• [Stated task] Extract every line below that contains the word "рейтинг".

• [Provided entries]
* BEGIN *

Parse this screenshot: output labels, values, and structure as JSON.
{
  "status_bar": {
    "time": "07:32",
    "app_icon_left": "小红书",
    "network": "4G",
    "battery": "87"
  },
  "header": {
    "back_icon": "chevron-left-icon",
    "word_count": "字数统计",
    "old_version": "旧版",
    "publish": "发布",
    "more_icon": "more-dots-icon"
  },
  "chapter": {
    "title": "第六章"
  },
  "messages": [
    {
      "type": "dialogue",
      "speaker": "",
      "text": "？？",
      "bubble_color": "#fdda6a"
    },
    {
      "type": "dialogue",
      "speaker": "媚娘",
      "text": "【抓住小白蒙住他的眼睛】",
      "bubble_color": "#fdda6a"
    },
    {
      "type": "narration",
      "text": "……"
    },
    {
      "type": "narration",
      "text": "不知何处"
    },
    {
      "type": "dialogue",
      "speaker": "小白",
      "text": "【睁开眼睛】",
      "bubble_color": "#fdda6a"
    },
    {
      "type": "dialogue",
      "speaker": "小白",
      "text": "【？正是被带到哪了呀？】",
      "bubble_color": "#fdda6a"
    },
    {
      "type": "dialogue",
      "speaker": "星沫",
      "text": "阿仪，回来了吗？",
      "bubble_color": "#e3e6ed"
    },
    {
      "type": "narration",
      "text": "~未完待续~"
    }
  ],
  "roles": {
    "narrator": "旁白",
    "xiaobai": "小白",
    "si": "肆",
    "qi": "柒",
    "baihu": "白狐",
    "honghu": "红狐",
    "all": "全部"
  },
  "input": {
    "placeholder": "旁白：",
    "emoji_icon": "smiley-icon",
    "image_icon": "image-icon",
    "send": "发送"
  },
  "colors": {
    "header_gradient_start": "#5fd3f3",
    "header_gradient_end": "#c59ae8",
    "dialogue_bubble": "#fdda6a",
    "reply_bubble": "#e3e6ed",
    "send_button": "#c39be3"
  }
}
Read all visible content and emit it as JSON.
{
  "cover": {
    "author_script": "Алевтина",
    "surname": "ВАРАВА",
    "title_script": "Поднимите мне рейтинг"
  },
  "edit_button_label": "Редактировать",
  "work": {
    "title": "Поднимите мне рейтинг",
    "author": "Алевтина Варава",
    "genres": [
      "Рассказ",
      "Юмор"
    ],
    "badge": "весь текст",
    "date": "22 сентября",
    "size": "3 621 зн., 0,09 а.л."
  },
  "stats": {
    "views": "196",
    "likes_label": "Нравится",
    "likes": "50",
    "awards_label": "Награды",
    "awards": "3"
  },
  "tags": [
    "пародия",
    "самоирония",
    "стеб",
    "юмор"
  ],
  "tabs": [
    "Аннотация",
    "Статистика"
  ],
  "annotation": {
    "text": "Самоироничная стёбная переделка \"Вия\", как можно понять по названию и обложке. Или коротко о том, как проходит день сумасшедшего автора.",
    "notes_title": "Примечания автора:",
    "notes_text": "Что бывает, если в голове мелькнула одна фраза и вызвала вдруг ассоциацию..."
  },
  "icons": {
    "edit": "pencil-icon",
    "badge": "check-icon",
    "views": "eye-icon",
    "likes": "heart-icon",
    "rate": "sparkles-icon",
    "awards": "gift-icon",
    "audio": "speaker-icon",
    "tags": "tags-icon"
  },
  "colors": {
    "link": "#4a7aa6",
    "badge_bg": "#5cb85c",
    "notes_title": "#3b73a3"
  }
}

* END *

• [Answer in full]
    "title_script": "Поднимите мне рейтинг"
    "title": "Поднимите мне рейтинг",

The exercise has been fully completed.